> _Task instructions_
**a.** In two sentences, what does the Lucene post say?
**b.** Could you write out the records from the line containing "sparkline-chart xyxy=(889,547,946,563)" through the line containing "table-row[interactable]: Discovery 13%", inclusive, character for character?

> _Excerpted text_
Reputation: 4273
I have written an index with lucene, from a collection of documents. My documents have 2 fields and were added to the index like so:
Document doc = new Document();
doc.add(new TextField("Title", "I am a title", Field.Store.NO));
doc.add(new TextField("Text", "random text content", Field.Store.NO));
indexWriter.addDocument(doc);
I want to read the index and get the Term-Frequency for every (term, doc) pair.
If I only had 1 field, lets say "Text", I would use the following code:
IndexReader indexReader = ...;
Terms terms = MultiFields.getTerms(indexReader, "Text"); // get all terms of this field
TermsEnum termsIterator = terms.iterator();
BytesRef term;
// For every term in the "Text" Field:
while ((term = termsIterator.next()) != null) {
String termString = term.utf8ToString(); // The term
PostingsEnum postingsEnum = MultiFields.getTermDocsEnum(indexReader,
"Text", term, PostingsEnum.FREQS);
int i;
// For every doc which contains the current term in the "Text" field:
while ((i = postingsEnum.nextDoc()) != PostingsEnum.NO_MORE_DOCS) {
Document doc = indexReader.document(i); // The document
int freq = postingsEnum.freq(); // Frequency of term in doc
}
}
However, since I have 2 fields ("Title" and "Text"), in order to get the total term-frequency for a (term, doc) pair, I firstly need to get every (term, doc) pair frequency for the "Title" field
and save them in memory, then get every (term, doc) pair frequency for the "Text" field
and combine them manually for each unique (term, doc) pair that was returned.
So, this method is very likely to iterate through the (term, doc) pairs more than once, because the same (term, doc) pair could exist in both "Title" and "Text" fields (if a document had the same term in his "Title" and "Text").

> _Material for this exercise_

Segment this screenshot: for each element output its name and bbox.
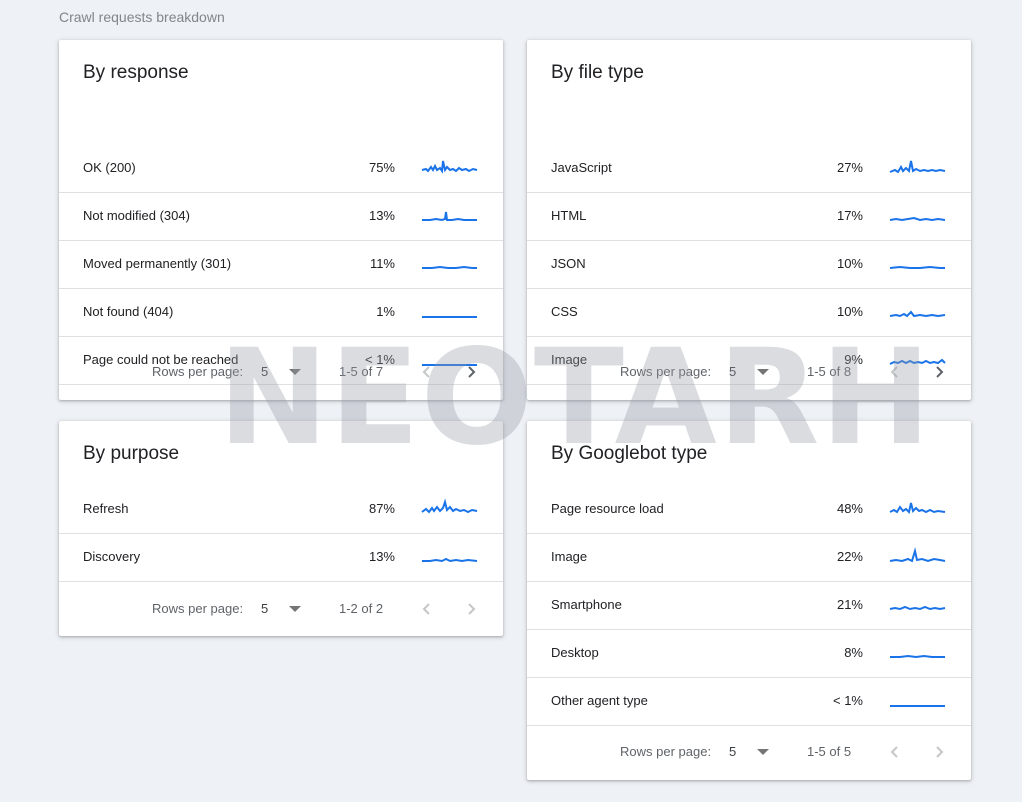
sparkline-chart xyxy=(889,547,946,563)
row-label: Refresh xyxy=(83,501,129,516)
row-label: Discovery xyxy=(83,549,141,564)
row-percent: 75% xyxy=(368,160,395,175)
row-percent: 8% xyxy=(844,645,863,660)
section-title: Crawl requests breakdown xyxy=(59,9,225,25)
chevron-right-icon[interactable] xyxy=(929,362,949,382)
table-pagination: Rows per page: 5 1-5 of 7 xyxy=(59,344,503,400)
table-row[interactable]: Not modified (304) 13% xyxy=(59,192,503,241)
page-range: 1-5 of 8 xyxy=(807,364,852,379)
row-label: OK (200) xyxy=(83,160,136,175)
chevron-left-icon[interactable] xyxy=(885,362,905,382)
table-pagination: Rows per page: 5 1-5 of 8 xyxy=(527,344,971,400)
table-row[interactable]: Image 22% xyxy=(527,533,971,582)
sparkline-chart xyxy=(890,654,945,659)
table-row[interactable]: JSON 10% xyxy=(527,240,971,289)
sparkline-chart xyxy=(422,265,477,269)
row-percent: 11% xyxy=(369,256,395,271)
table-row[interactable]: Moved permanently (301) 11% xyxy=(59,240,503,289)
row-percent: 1% xyxy=(376,304,395,319)
card-by-purpose: By purpose Refresh 87% Discovery 13% Row… xyxy=(59,421,503,636)
table-row[interactable]: Discovery 13% xyxy=(59,533,503,582)
row-percent: 10% xyxy=(836,304,863,319)
row-percent: < 1% xyxy=(833,693,863,708)
table-row[interactable]: CSS 10% xyxy=(527,288,971,337)
row-label: CSS xyxy=(551,304,578,319)
sparkline-chart xyxy=(421,498,478,514)
table-row[interactable]: Other agent type < 1% xyxy=(527,677,971,726)
chevron-right-icon[interactable] xyxy=(461,362,481,382)
card-by-googlebot-type: By Googlebot type Page resource load 48%… xyxy=(527,421,971,780)
dropdown-arrow-icon[interactable] xyxy=(289,606,301,612)
dropdown-arrow-icon[interactable] xyxy=(289,369,301,375)
table-row[interactable]: JavaScript 27% xyxy=(527,144,971,193)
sparkline-chart xyxy=(889,160,946,174)
table-row[interactable]: HTML 17% xyxy=(527,192,971,241)
chevron-right-icon[interactable] xyxy=(929,742,949,762)
card-by-response: By response OK (200) 75% Not modified (3… xyxy=(59,40,503,400)
row-percent: 27% xyxy=(836,160,863,175)
sparkline-chart xyxy=(889,310,946,318)
rows-per-page-select[interactable]: 5 xyxy=(729,724,736,780)
row-label: Moved permanently (301) xyxy=(83,256,232,271)
row-label: Image xyxy=(551,549,588,564)
row-percent: 17% xyxy=(836,208,863,223)
table-row[interactable]: Page resource load 48% xyxy=(527,485,971,534)
rows-per-page-label: Rows per page: xyxy=(620,364,712,379)
chevron-left-icon[interactable] xyxy=(417,599,437,619)
table-row[interactable]: Refresh 87% xyxy=(59,485,503,534)
row-label: HTML xyxy=(551,208,587,223)
chevron-left-icon[interactable] xyxy=(885,742,905,762)
sparkline-chart xyxy=(889,605,946,611)
row-percent: 10% xyxy=(836,256,863,271)
card-title: By file type xyxy=(551,62,644,83)
row-label: Page resource load xyxy=(551,501,664,516)
card-title: By purpose xyxy=(83,443,180,464)
row-label: Desktop xyxy=(551,645,599,660)
sparkline-chart xyxy=(422,557,478,563)
card-title: By response xyxy=(83,62,189,83)
rows-per-page-label: Rows per page: xyxy=(152,364,244,379)
row-percent: 13% xyxy=(368,208,395,223)
table-row[interactable]: OK (200) 75% xyxy=(59,144,503,193)
sparkline-chart xyxy=(889,265,945,269)
sparkline-chart xyxy=(889,216,946,222)
table-pagination: Rows per page: 5 1-5 of 5 xyxy=(527,724,971,780)
sparkline-chart xyxy=(890,705,945,707)
rows-per-page-select[interactable]: 5 xyxy=(261,581,268,637)
rows-per-page-select[interactable]: 5 xyxy=(729,344,736,400)
table-row[interactable]: Not found (404) 1% xyxy=(59,288,503,337)
rows-per-page-label: Rows per page: xyxy=(152,601,244,616)
card-title: By Googlebot type xyxy=(551,443,708,464)
page-range: 1-5 of 5 xyxy=(807,744,852,759)
rows-per-page-select[interactable]: 5 xyxy=(261,344,268,400)
chevron-right-icon[interactable] xyxy=(461,599,481,619)
row-percent: 13% xyxy=(368,549,395,564)
row-percent: 21% xyxy=(836,597,863,612)
sparkline-chart xyxy=(422,316,477,318)
dropdown-arrow-icon[interactable] xyxy=(757,369,769,375)
page-range: 1-2 of 2 xyxy=(339,601,384,616)
row-label: Not modified (304) xyxy=(83,208,190,223)
table-row[interactable]: Smartphone 21% xyxy=(527,581,971,630)
table-pagination: Rows per page: 5 1-2 of 2 xyxy=(59,581,503,637)
sparkline-chart xyxy=(422,211,477,222)
chevron-left-icon[interactable] xyxy=(417,362,437,382)
row-label: Smartphone xyxy=(551,597,622,612)
row-label: JSON xyxy=(551,256,586,271)
row-label: Other agent type xyxy=(551,693,648,708)
row-percent: 48% xyxy=(836,501,863,516)
sparkline-chart xyxy=(889,502,946,514)
row-label: JavaScript xyxy=(551,160,612,175)
table-row[interactable]: Desktop 8% xyxy=(527,629,971,678)
row-percent: 22% xyxy=(836,549,863,564)
row-percent: 87% xyxy=(368,501,395,516)
dropdown-arrow-icon[interactable] xyxy=(757,749,769,755)
card-by-file-type: By file type JavaScript 27% HTML 17% JSO… xyxy=(527,40,971,400)
sparkline-chart xyxy=(421,160,478,174)
rows-per-page-label: Rows per page: xyxy=(620,744,712,759)
row-label: Not found (404) xyxy=(83,304,174,319)
page-range: 1-5 of 7 xyxy=(339,364,384,379)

> _Responses for each task_
**a.** The writer has built a Lucene index whose documents each have two fields, "Title" and "Text", and wants to get the term frequency for every (term, doc) pair. For a single field the writer would loop over its terms and the documents containing each one, but with two fields the frequencies for "Title" and "Text" must be gathered separately, kept in memory and combined by hand, so the same (term, doc) pair is likely to be iterated over more than once.

**b.**
sparkline-chart xyxy=(889,547,946,563)
row-label: Refresh xyxy=(83,501,129,516)
row-label: Discovery xyxy=(83,549,141,564)
row-percent: 75% xyxy=(368,160,395,175)
row-percent: 8% xyxy=(844,645,863,660)
section-title: Crawl requests breakdown xyxy=(59,9,225,25)
chevron-right-icon[interactable] xyxy=(929,362,949,382)
table-pagination: Rows per page: 5 1-5 of 7 xyxy=(59,344,503,400)
table-row[interactable]: Not modified (304) 13% xyxy=(59,192,503,241)
page-range: 1-5 of 8 xyxy=(807,364,852,379)
row-label: OK (200) xyxy=(83,160,136,175)
chevron-left-icon[interactable] xyxy=(885,362,905,382)
table-pagination: Rows per page: 5 1-5 of 8 xyxy=(527,344,971,400)
table-row[interactable]: Image 22% xyxy=(527,533,971,582)
sparkline-chart xyxy=(890,654,945,659)
table-row[interactable]: JSON 10% xyxy=(527,240,971,289)
sparkline-chart xyxy=(422,265,477,269)
row-percent: 11% xyxy=(369,256,395,271)
table-row[interactable]: Moved permanently (301) 11% xyxy=(59,240,503,289)
row-percent: 1% xyxy=(376,304,395,319)
card-by-purpose: By purpose Refresh 87% Discovery 13% Row… xyxy=(59,421,503,636)
table-row[interactable]: Discovery 13% xyxy=(59,533,503,582)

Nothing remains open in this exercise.